— BEGIN —
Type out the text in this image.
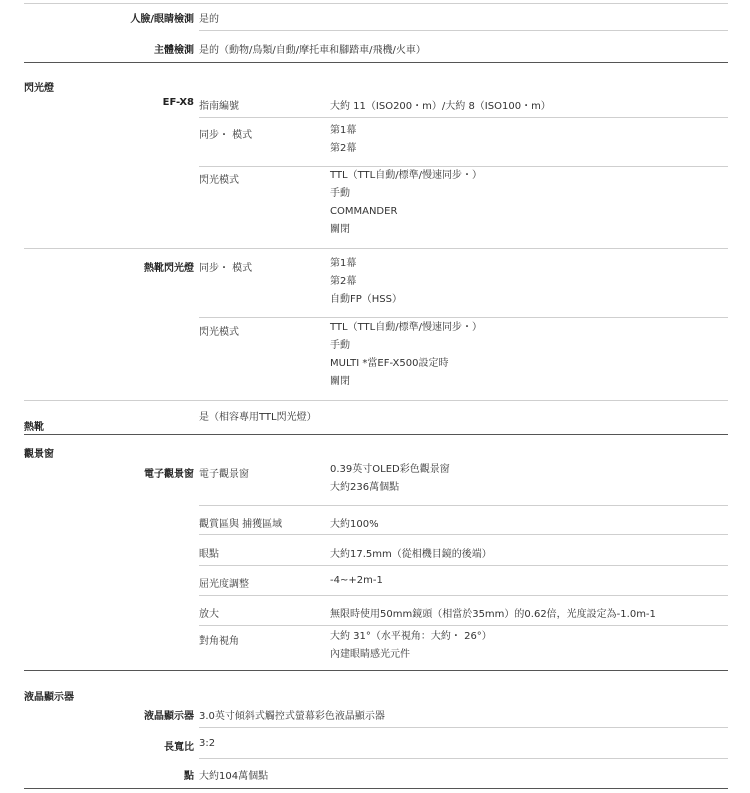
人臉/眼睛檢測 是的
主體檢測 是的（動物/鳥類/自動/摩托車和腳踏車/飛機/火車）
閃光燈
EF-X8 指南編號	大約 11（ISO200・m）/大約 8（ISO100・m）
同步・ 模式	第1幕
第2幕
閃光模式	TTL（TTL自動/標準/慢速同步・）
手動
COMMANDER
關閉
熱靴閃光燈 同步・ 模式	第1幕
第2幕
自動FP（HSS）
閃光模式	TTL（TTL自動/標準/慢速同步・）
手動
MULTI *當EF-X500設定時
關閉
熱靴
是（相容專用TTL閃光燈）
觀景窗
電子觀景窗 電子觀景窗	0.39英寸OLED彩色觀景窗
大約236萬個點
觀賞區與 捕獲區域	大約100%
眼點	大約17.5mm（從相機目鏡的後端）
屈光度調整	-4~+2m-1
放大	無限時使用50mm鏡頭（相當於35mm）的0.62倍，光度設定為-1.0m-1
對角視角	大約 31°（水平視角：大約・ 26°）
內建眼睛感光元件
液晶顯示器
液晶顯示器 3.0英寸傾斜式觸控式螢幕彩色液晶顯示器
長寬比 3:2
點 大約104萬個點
— END —
— BEGIN —
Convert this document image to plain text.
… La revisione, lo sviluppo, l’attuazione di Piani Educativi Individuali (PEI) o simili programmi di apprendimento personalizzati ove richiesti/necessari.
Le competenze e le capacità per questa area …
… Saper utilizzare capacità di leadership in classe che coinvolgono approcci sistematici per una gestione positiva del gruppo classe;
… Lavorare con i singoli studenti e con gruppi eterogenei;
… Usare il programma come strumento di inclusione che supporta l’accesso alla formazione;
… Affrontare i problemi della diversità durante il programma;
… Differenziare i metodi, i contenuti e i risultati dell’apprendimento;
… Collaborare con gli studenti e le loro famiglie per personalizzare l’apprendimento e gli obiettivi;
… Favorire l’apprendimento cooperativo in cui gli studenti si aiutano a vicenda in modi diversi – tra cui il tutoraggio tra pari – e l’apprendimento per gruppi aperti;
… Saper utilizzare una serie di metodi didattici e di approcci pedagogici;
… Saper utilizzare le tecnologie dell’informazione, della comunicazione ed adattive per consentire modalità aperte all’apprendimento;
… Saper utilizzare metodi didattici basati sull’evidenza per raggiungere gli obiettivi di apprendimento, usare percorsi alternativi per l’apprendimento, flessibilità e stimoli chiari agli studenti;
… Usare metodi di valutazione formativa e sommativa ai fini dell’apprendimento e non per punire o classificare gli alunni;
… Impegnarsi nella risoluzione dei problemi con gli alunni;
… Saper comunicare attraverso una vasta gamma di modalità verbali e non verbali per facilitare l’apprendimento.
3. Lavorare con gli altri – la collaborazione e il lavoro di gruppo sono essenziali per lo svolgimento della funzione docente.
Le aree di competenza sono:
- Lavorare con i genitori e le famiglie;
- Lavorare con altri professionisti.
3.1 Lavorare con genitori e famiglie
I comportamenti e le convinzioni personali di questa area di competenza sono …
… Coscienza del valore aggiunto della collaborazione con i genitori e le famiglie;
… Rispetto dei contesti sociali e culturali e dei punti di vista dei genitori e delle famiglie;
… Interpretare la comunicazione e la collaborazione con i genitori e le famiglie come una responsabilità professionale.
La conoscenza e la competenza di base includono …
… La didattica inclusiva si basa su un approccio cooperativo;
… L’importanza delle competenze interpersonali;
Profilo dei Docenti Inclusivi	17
— END —
— BEGIN —
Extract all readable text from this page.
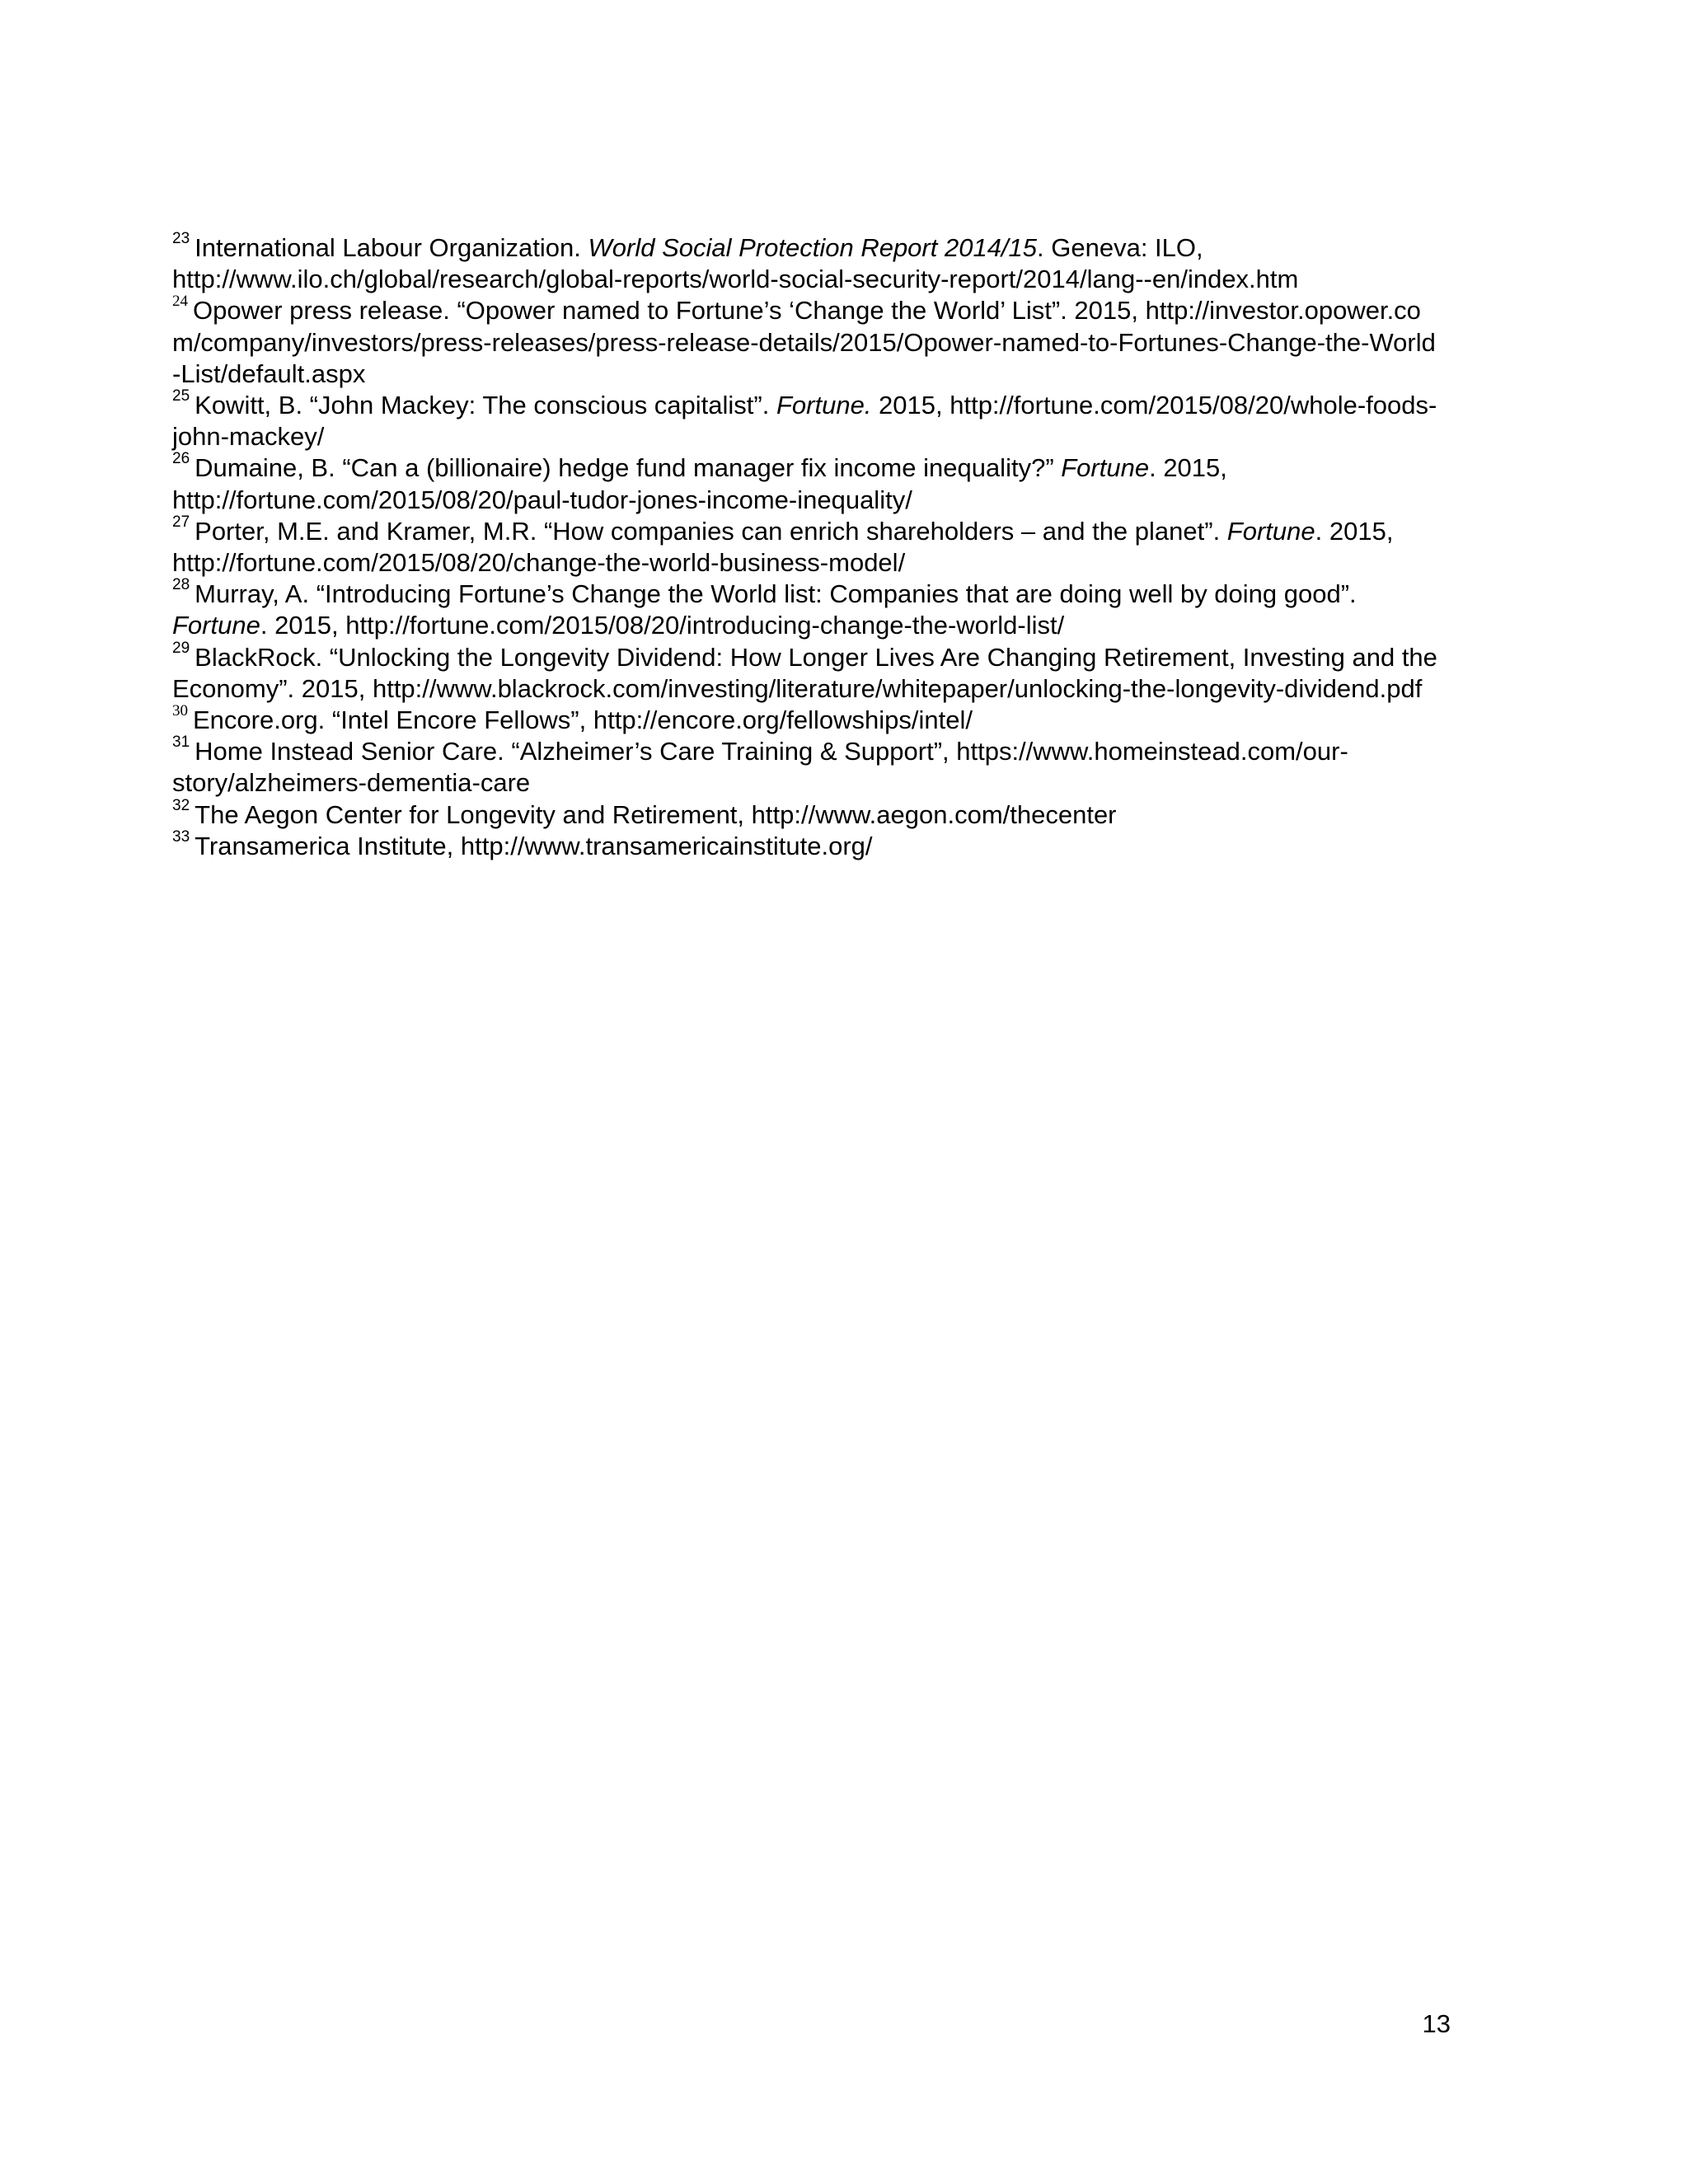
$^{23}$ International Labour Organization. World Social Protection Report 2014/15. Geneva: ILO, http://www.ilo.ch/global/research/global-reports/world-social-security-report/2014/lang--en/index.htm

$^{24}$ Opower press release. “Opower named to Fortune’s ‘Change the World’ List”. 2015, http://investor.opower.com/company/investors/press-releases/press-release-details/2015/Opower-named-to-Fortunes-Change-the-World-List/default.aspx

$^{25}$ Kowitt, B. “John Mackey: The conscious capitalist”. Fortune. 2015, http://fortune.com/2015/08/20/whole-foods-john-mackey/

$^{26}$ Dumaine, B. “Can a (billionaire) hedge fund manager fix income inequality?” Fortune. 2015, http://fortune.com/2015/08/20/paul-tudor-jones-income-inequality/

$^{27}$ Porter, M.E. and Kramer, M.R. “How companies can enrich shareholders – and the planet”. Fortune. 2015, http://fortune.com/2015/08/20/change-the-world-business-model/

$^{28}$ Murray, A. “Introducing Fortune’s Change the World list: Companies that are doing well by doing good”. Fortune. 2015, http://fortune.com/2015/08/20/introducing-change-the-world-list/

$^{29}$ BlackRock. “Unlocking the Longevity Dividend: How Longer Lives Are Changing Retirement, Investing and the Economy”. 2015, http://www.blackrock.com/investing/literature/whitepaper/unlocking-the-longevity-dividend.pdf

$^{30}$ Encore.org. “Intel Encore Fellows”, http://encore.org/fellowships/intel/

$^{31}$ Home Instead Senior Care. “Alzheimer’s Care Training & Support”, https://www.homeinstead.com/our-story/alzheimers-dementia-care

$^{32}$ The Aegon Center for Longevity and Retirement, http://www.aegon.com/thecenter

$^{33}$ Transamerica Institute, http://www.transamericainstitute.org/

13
— END —
Work to complete. Isolate the lines above that contain the word "capacità" and copy them.

Solved exercise.
Le competenze e le capacità per questa area …
… Saper utilizzare capacità di leadership in classe che coinvolgono approcci sistematici per una gestione positiva del gruppo classe;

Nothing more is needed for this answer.